Provided data ->
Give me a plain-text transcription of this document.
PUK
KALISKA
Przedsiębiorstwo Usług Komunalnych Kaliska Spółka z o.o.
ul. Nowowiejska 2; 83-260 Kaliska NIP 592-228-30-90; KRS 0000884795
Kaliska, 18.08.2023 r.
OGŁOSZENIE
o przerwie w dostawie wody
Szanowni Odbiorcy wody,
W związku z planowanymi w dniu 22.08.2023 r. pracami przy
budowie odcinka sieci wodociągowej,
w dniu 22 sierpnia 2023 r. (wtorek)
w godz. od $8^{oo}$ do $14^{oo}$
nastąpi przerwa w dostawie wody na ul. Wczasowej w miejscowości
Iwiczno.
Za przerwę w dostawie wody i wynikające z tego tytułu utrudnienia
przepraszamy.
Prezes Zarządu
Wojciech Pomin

Exercise directions -> Return each line among the entries that holds the word "dostawie".

Full response ->
o przerwie w dostawie wody
nastąpi przerwa w dostawie wody na ul. Wczasowej w miejscowości
Za przerwę w dostawie wody i wynikające z tego tytułu utrudnienia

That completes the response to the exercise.